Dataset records
________________________

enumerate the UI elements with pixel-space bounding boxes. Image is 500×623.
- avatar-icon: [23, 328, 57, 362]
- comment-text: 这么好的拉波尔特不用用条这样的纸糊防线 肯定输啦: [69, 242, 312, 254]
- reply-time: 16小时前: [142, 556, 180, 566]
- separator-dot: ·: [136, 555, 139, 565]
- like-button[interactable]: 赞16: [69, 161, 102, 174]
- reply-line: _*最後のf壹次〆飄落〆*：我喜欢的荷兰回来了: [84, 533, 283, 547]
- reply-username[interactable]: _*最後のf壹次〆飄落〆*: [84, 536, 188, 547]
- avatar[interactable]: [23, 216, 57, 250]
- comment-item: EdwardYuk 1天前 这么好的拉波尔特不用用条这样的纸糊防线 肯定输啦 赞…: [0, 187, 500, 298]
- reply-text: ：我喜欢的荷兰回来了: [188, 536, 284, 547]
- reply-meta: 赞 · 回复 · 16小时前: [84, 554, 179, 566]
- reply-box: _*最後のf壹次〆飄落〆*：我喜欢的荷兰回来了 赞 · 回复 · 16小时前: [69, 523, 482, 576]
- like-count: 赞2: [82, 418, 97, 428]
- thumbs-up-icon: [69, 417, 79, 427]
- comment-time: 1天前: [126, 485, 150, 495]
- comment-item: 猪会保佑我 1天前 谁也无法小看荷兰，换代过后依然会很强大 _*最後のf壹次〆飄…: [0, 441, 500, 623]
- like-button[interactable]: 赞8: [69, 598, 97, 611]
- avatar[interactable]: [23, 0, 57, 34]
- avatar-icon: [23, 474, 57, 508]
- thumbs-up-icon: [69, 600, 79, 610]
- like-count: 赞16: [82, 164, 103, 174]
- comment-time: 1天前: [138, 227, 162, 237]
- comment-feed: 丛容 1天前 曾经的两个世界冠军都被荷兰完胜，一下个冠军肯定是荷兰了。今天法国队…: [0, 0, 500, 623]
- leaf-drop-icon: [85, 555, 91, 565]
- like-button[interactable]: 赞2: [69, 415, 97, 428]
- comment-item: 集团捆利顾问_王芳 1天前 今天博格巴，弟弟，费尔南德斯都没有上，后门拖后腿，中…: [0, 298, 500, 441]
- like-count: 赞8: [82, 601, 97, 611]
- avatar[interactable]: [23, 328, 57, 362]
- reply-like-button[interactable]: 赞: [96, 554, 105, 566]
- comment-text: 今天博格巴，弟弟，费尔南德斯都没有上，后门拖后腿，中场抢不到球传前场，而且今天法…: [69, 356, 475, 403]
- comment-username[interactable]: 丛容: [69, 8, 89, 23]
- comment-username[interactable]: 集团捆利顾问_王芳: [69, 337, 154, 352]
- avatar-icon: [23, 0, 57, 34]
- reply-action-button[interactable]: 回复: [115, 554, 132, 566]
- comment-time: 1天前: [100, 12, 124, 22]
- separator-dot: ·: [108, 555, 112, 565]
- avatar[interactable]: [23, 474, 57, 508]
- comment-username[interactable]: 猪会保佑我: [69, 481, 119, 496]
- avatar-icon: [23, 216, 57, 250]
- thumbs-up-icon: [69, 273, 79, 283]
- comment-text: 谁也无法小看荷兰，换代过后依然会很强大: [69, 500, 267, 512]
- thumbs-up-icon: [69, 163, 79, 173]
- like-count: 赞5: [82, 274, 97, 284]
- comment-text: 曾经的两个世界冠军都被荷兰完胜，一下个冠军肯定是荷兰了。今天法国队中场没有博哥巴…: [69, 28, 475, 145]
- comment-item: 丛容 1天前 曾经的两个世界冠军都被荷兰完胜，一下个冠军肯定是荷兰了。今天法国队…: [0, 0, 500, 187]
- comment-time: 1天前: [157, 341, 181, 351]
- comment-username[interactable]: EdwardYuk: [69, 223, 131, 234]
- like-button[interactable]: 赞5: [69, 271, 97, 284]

________________________

The exercise:
Copy every line of the listing above exactly, keeping each character and its order unchanged.

Output of the exercise:
enumerate the UI elements with pixel-space bounding boxes. Image is 500×623.
- avatar-icon: [23, 328, 57, 362]
- comment-text: 这么好的拉波尔特不用用条这样的纸糊防线 肯定输啦: [69, 242, 312, 254]
- reply-time: 16小时前: [142, 556, 180, 566]
- separator-dot: ·: [136, 555, 139, 565]
- like-button[interactable]: 赞16: [69, 161, 102, 174]
- reply-line: _*最後のf壹次〆飄落〆*：我喜欢的荷兰回来了: [84, 533, 283, 547]
- reply-username[interactable]: _*最後のf壹次〆飄落〆*: [84, 536, 188, 547]
- avatar[interactable]: [23, 216, 57, 250]
- comment-item: EdwardYuk 1天前 这么好的拉波尔特不用用条这样的纸糊防线 肯定输啦 赞…: [0, 187, 500, 298]
- reply-text: ：我喜欢的荷兰回来了: [188, 536, 284, 547]
- reply-meta: 赞 · 回复 · 16小时前: [84, 554, 179, 566]
- reply-box: _*最後のf壹次〆飄落〆*：我喜欢的荷兰回来了 赞 · 回复 · 16小时前: [69, 523, 482, 576]
- like-count: 赞2: [82, 418, 97, 428]
- thumbs-up-icon: [69, 417, 79, 427]
- comment-time: 1天前: [126, 485, 150, 495]
- comment-item: 猪会保佑我 1天前 谁也无法小看荷兰，换代过后依然会很强大 _*最後のf壹次〆飄…: [0, 441, 500, 623]
- like-button[interactable]: 赞8: [69, 598, 97, 611]
- avatar[interactable]: [23, 0, 57, 34]
- avatar-icon: [23, 474, 57, 508]
- thumbs-up-icon: [69, 600, 79, 610]
- like-count: 赞16: [82, 164, 103, 174]
- comment-time: 1天前: [138, 227, 162, 237]
- comment-feed: 丛容 1天前 曾经的两个世界冠军都被荷兰完胜，一下个冠军肯定是荷兰了。今天法国队…: [0, 0, 500, 623]
- leaf-drop-icon: [85, 555, 91, 565]
- like-button[interactable]: 赞2: [69, 415, 97, 428]
- comment-item: 集团捆利顾问_王芳 1天前 今天博格巴，弟弟，费尔南德斯都没有上，后门拖后腿，中…: [0, 298, 500, 441]
- like-count: 赞8: [82, 601, 97, 611]
- avatar[interactable]: [23, 328, 57, 362]
- reply-like-button[interactable]: 赞: [96, 554, 105, 566]
- comment-text: 今天博格巴，弟弟，费尔南德斯都没有上，后门拖后腿，中场抢不到球传前场，而且今天法…: [69, 356, 475, 403]
- comment-username[interactable]: 丛容: [69, 8, 89, 23]
- comment-username[interactable]: 集团捆利顾问_王芳: [69, 337, 154, 352]
- avatar-icon: [23, 0, 57, 34]
- reply-action-button[interactable]: 回复: [115, 554, 132, 566]
- comment-time: 1天前: [100, 12, 124, 22]
- separator-dot: ·: [108, 555, 112, 565]
- avatar[interactable]: [23, 474, 57, 508]
- comment-username[interactable]: 猪会保佑我: [69, 481, 119, 496]
- avatar-icon: [23, 216, 57, 250]
- thumbs-up-icon: [69, 273, 79, 283]
- comment-text: 谁也无法小看荷兰，换代过后依然会很强大: [69, 500, 267, 512]
- thumbs-up-icon: [69, 163, 79, 173]
- like-count: 赞5: [82, 274, 97, 284]
- comment-text: 曾经的两个世界冠军都被荷兰完胜，一下个冠军肯定是荷兰了。今天法国队中场没有博哥巴…: [69, 28, 475, 145]
- comment-item: 丛容 1天前 曾经的两个世界冠军都被荷兰完胜，一下个冠军肯定是荷兰了。今天法国队…: [0, 0, 500, 187]
- comment-time: 1天前: [157, 341, 181, 351]
- comment-username[interactable]: EdwardYuk: [69, 223, 131, 234]
- like-button[interactable]: 赞5: [69, 271, 97, 284]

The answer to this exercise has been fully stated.